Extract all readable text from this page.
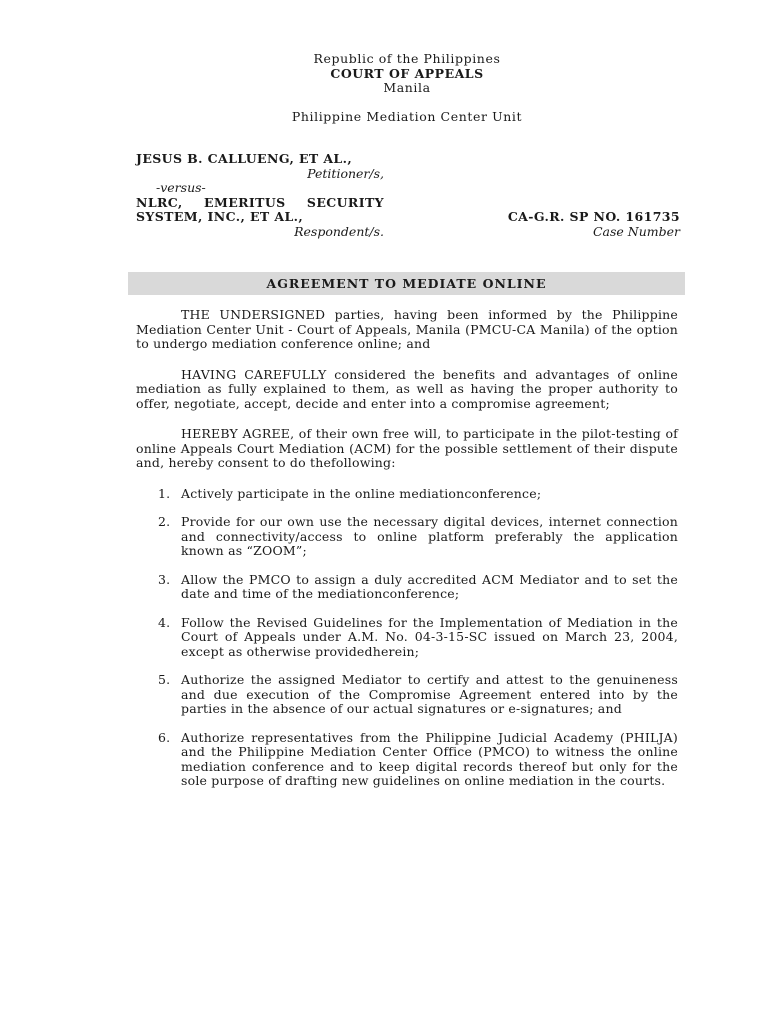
Republic of the Philippines
COURT OF APPEALS
Manila
Philippine Mediation Center Unit
JESUS B. CALLUENG, ET AL.,
Petitioner/s,
-versus-
NLRC, EMERITUS SECURITY
SYSTEM, INC., ET AL.,
Respondent/s.
CA-G.R. SP NO. 161735
Case Number
AGREEMENT TO MEDIATE ONLINE

THE UNDERSIGNED parties, having been informed by the Philippine Mediation Center Unit - Court of Appeals, Manila (PMCU-CA Manila) of the option to undergo mediation conference online; and

HAVING CAREFULLY considered the benefits and advantages of online mediation as fully explained to them, as well as having the proper authority to offer, negotiate, accept, decide and enter into a compromise agreement;

HEREBY AGREE, of their own free will, to participate in the pilot-testing of online Appeals Court Mediation (ACM) for the possible settlement of their dispute and, hereby consent to do thefollowing:

1. Actively participate in the online mediationconference;
2. Provide for our own use the necessary digital devices, internet connection and connectivity/access to online platform preferably the application known as “ZOOM”;
3. Allow the PMCO to assign a duly accredited ACM Mediator and to set the date and time of the mediationconference;
4. Follow the Revised Guidelines for the Implementation of Mediation in the Court of Appeals under A.M. No. 04-3-15-SC issued on March 23, 2004, except as otherwise providedherein;
5. Authorize the assigned Mediator to certify and attest to the genuineness and due execution of the Compromise Agreement entered into by the parties in the absence of our actual signatures or e-signatures; and
6. Authorize representatives from the Philippine Judicial Academy (PHILJA) and the Philippine Mediation Center Office (PMCO) to witness the online mediation conference and to keep digital records thereof but only for the sole purpose of drafting new guidelines on online mediation in the courts.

• Task objective
Go through the entries above and print each one exactly, minus the pictures.

• Reply to the task
Extract all readable text from this page.
Republic of the Philippines
COURT OF APPEALS
Manila
Philippine Mediation Center Unit
JESUS B. CALLUENG, ET AL.,
Petitioner/s,
-versus-
NLRC, EMERITUS SECURITY
SYSTEM, INC., ET AL.,
Respondent/s.
CA-G.R. SP NO. 161735
Case Number
AGREEMENT TO MEDIATE ONLINE

THE UNDERSIGNED parties, having been informed by the Philippine Mediation Center Unit - Court of Appeals, Manila (PMCU-CA Manila) of the option to undergo mediation conference online; and

HAVING CAREFULLY considered the benefits and advantages of online mediation as fully explained to them, as well as having the proper authority to offer, negotiate, accept, decide and enter into a compromise agreement;

HEREBY AGREE, of their own free will, to participate in the pilot-testing of online Appeals Court Mediation (ACM) for the possible settlement of their dispute and, hereby consent to do thefollowing:

1. Actively participate in the online mediationconference;
2. Provide for our own use the necessary digital devices, internet connection and connectivity/access to online platform preferably the application known as “ZOOM”;
3. Allow the PMCO to assign a duly accredited ACM Mediator and to set the date and time of the mediationconference;
4. Follow the Revised Guidelines for the Implementation of Mediation in the Court of Appeals under A.M. No. 04-3-15-SC issued on March 23, 2004, except as otherwise providedherein;
5. Authorize the assigned Mediator to certify and attest to the genuineness and due execution of the Compromise Agreement entered into by the parties in the absence of our actual signatures or e-signatures; and
6. Authorize representatives from the Philippine Judicial Academy (PHILJA) and the Philippine Mediation Center Office (PMCO) to witness the online mediation conference and to keep digital records thereof but only for the sole purpose of drafting new guidelines on online mediation in the courts.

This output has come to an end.